**** MATERIAL SHOWN

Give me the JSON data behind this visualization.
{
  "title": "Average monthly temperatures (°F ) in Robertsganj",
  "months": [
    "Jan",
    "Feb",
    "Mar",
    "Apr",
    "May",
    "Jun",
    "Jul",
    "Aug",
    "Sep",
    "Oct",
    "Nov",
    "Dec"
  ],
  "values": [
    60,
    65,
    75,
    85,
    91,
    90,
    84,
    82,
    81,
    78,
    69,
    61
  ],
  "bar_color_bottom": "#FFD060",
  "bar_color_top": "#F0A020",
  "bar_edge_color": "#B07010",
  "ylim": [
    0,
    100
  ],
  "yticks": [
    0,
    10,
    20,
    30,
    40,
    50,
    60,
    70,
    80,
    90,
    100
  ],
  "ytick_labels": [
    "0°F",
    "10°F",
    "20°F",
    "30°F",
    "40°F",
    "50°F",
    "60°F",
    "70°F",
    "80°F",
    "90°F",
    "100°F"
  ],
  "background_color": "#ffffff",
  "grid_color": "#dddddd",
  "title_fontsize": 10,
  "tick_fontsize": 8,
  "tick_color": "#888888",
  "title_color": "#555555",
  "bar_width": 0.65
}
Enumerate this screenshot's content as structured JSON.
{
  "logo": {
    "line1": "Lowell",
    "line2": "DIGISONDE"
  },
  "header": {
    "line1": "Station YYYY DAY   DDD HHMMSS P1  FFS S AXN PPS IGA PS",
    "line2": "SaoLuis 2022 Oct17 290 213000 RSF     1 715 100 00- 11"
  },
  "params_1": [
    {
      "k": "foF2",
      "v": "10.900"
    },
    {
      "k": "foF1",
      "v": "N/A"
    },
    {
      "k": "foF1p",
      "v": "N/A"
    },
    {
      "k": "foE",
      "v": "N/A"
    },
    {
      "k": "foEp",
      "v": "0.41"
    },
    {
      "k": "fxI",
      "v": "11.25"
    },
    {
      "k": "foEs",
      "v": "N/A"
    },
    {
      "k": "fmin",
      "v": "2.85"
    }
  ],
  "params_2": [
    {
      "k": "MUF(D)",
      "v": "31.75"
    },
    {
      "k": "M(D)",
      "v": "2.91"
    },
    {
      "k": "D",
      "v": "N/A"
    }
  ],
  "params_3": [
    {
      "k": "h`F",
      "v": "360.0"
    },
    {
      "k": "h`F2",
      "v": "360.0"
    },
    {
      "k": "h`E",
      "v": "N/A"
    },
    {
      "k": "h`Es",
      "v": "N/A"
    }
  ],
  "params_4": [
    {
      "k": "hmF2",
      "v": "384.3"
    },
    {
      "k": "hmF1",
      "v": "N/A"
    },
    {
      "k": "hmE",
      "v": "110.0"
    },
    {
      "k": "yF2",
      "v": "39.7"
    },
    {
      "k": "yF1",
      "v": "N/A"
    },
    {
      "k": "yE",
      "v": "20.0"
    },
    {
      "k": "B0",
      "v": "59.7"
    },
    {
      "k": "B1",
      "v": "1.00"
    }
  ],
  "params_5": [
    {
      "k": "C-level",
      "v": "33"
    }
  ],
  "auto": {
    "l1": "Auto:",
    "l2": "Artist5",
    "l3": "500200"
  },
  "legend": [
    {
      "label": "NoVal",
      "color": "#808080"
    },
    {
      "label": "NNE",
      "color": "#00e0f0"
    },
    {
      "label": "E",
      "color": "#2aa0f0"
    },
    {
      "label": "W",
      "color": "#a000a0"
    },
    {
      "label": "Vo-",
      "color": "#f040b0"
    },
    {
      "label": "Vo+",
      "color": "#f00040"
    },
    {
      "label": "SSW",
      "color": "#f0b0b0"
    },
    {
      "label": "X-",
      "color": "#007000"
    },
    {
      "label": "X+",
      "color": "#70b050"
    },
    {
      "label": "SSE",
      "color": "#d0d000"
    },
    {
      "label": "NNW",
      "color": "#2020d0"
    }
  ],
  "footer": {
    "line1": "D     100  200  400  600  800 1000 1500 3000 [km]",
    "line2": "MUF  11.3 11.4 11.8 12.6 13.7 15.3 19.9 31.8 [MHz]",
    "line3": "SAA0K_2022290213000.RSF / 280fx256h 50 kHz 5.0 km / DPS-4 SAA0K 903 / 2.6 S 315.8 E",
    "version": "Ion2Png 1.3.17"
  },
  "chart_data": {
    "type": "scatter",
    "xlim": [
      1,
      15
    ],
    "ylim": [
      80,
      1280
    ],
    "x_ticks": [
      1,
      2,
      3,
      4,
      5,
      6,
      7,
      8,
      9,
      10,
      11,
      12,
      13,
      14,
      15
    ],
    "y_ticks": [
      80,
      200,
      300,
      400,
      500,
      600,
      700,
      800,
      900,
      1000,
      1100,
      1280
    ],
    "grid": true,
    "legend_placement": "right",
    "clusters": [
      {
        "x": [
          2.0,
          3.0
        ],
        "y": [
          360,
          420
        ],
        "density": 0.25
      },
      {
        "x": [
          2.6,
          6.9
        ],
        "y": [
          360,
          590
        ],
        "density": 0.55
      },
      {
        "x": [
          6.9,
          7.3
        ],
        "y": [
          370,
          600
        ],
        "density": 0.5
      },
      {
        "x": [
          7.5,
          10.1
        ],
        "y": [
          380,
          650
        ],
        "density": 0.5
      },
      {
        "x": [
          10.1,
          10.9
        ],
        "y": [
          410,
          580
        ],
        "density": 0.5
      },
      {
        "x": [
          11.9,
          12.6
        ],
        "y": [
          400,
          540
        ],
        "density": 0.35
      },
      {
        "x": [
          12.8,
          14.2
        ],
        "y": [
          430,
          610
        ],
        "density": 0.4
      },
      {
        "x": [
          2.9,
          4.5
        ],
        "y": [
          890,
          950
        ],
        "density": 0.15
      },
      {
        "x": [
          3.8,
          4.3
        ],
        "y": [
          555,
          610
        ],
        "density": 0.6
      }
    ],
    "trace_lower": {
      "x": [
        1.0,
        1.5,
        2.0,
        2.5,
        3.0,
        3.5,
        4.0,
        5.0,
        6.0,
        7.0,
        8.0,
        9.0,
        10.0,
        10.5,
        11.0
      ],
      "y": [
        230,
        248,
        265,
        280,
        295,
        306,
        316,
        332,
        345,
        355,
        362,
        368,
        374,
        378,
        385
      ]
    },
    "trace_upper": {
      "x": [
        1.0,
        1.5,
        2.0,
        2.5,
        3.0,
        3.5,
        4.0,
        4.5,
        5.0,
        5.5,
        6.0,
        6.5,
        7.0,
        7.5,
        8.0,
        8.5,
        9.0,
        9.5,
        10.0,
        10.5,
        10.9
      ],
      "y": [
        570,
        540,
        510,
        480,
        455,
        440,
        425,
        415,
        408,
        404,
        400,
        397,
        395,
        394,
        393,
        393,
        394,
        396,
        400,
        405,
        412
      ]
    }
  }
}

********

* **WHAT YOU HAVE TO DO**
Go through the data and return every record exactly.

* **TASK SOLUTION**
Give me the JSON data behind this visualization.
{
  "title": "Average monthly temperatures (°F ) in Robertsganj",
  "months": [
    "Jan",
    "Feb",
    "Mar",
    "Apr",
    "May",
    "Jun",
    "Jul",
    "Aug",
    "Sep",
    "Oct",
    "Nov",
    "Dec"
  ],
  "values": [
    60,
    65,
    75,
    85,
    91,
    90,
    84,
    82,
    81,
    78,
    69,
    61
  ],
  "bar_color_bottom": "#FFD060",
  "bar_color_top": "#F0A020",
  "bar_edge_color": "#B07010",
  "ylim": [
    0,
    100
  ],
  "yticks": [
    0,
    10,
    20,
    30,
    40,
    50,
    60,
    70,
    80,
    90,
    100
  ],
  "ytick_labels": [
    "0°F",
    "10°F",
    "20°F",
    "30°F",
    "40°F",
    "50°F",
    "60°F",
    "70°F",
    "80°F",
    "90°F",
    "100°F"
  ],
  "background_color": "#ffffff",
  "grid_color": "#dddddd",
  "title_fontsize": 10,
  "tick_fontsize": 8,
  "tick_color": "#888888",
  "title_color": "#555555",
  "bar_width": 0.65
}
Enumerate this screenshot's content as structured JSON.
{
  "logo": {
    "line1": "Lowell",
    "line2": "DIGISONDE"
  },
  "header": {
    "line1": "Station YYYY DAY   DDD HHMMSS P1  FFS S AXN PPS IGA PS",
    "line2": "SaoLuis 2022 Oct17 290 213000 RSF     1 715 100 00- 11"
  },
  "params_1": [
    {
      "k": "foF2",
      "v": "10.900"
    },
    {
      "k": "foF1",
      "v": "N/A"
    },
    {
      "k": "foF1p",
      "v": "N/A"
    },
    {
      "k": "foE",
      "v": "N/A"
    },
    {
      "k": "foEp",
      "v": "0.41"
    },
    {
      "k": "fxI",
      "v": "11.25"
    },
    {
      "k": "foEs",
      "v": "N/A"
    },
    {
      "k": "fmin",
      "v": "2.85"
    }
  ],
  "params_2": [
    {
      "k": "MUF(D)",
      "v": "31.75"
    },
    {
      "k": "M(D)",
      "v": "2.91"
    },
    {
      "k": "D",
      "v": "N/A"
    }
  ],
  "params_3": [
    {
      "k": "h`F",
      "v": "360.0"
    },
    {
      "k": "h`F2",
      "v": "360.0"
    },
    {
      "k": "h`E",
      "v": "N/A"
    },
    {
      "k": "h`Es",
      "v": "N/A"
    }
  ],
  "params_4": [
    {
      "k": "hmF2",
      "v": "384.3"
    },
    {
      "k": "hmF1",
      "v": "N/A"
    },
    {
      "k": "hmE",
      "v": "110.0"
    },
    {
      "k": "yF2",
      "v": "39.7"
    },
    {
      "k": "yF1",
      "v": "N/A"
    },
    {
      "k": "yE",
      "v": "20.0"
    },
    {
      "k": "B0",
      "v": "59.7"
    },
    {
      "k": "B1",
      "v": "1.00"
    }
  ],
  "params_5": [
    {
      "k": "C-level",
      "v": "33"
    }
  ],
  "auto": {
    "l1": "Auto:",
    "l2": "Artist5",
    "l3": "500200"
  },
  "legend": [
    {
      "label": "NoVal",
      "color": "#808080"
    },
    {
      "label": "NNE",
      "color": "#00e0f0"
    },
    {
      "label": "E",
      "color": "#2aa0f0"
    },
    {
      "label": "W",
      "color": "#a000a0"
    },
    {
      "label": "Vo-",
      "color": "#f040b0"
    },
    {
      "label": "Vo+",
      "color": "#f00040"
    },
    {
      "label": "SSW",
      "color": "#f0b0b0"
    },
    {
      "label": "X-",
      "color": "#007000"
    },
    {
      "label": "X+",
      "color": "#70b050"
    },
    {
      "label": "SSE",
      "color": "#d0d000"
    },
    {
      "label": "NNW",
      "color": "#2020d0"
    }
  ],
  "footer": {
    "line1": "D     100  200  400  600  800 1000 1500 3000 [km]",
    "line2": "MUF  11.3 11.4 11.8 12.6 13.7 15.3 19.9 31.8 [MHz]",
    "line3": "SAA0K_2022290213000.RSF / 280fx256h 50 kHz 5.0 km / DPS-4 SAA0K 903 / 2.6 S 315.8 E",
    "version": "Ion2Png 1.3.17"
  },
  "chart_data": {
    "type": "scatter",
    "xlim": [
      1,
      15
    ],
    "ylim": [
      80,
      1280
    ],
    "x_ticks": [
      1,
      2,
      3,
      4,
      5,
      6,
      7,
      8,
      9,
      10,
      11,
      12,
      13,
      14,
      15
    ],
    "y_ticks": [
      80,
      200,
      300,
      400,
      500,
      600,
      700,
      800,
      900,
      1000,
      1100,
      1280
    ],
    "grid": true,
    "legend_placement": "right",
    "clusters": [
      {
        "x": [
          2.0,
          3.0
        ],
        "y": [
          360,
          420
        ],
        "density": 0.25
      },
      {
        "x": [
          2.6,
          6.9
        ],
        "y": [
          360,
          590
        ],
        "density": 0.55
      },
      {
        "x": [
          6.9,
          7.3
        ],
        "y": [
          370,
          600
        ],
        "density": 0.5
      },
      {
        "x": [
          7.5,
          10.1
        ],
        "y": [
          380,
          650
        ],
        "density": 0.5
      },
      {
        "x": [
          10.1,
          10.9
        ],
        "y": [
          410,
          580
        ],
        "density": 0.5
      },
      {
        "x": [
          11.9,
          12.6
        ],
        "y": [
          400,
          540
        ],
        "density": 0.35
      },
      {
        "x": [
          12.8,
          14.2
        ],
        "y": [
          430,
          610
        ],
        "density": 0.4
      },
      {
        "x": [
          2.9,
          4.5
        ],
        "y": [
          890,
          950
        ],
        "density": 0.15
      },
      {
        "x": [
          3.8,
          4.3
        ],
        "y": [
          555,
          610
        ],
        "density": 0.6
      }
    ],
    "trace_lower": {
      "x": [
        1.0,
        1.5,
        2.0,
        2.5,
        3.0,
        3.5,
        4.0,
        5.0,
        6.0,
        7.0,
        8.0,
        9.0,
        10.0,
        10.5,
        11.0
      ],
      "y": [
        230,
        248,
        265,
        280,
        295,
        306,
        316,
        332,
        345,
        355,
        362,
        368,
        374,
        378,
        385
      ]
    },
    "trace_upper": {
      "x": [
        1.0,
        1.5,
        2.0,
        2.5,
        3.0,
        3.5,
        4.0,
        4.5,
        5.0,
        5.5,
        6.0,
        6.5,
        7.0,
        7.5,
        8.0,
        8.5,
        9.0,
        9.5,
        10.0,
        10.5,
        10.9
      ],
      "y": [
        570,
        540,
        510,
        480,
        455,
        440,
        425,
        415,
        408,
        404,
        400,
        397,
        395,
        394,
        393,
        393,
        394,
        396,
        400,
        405,
        412
      ]
    }
  }
}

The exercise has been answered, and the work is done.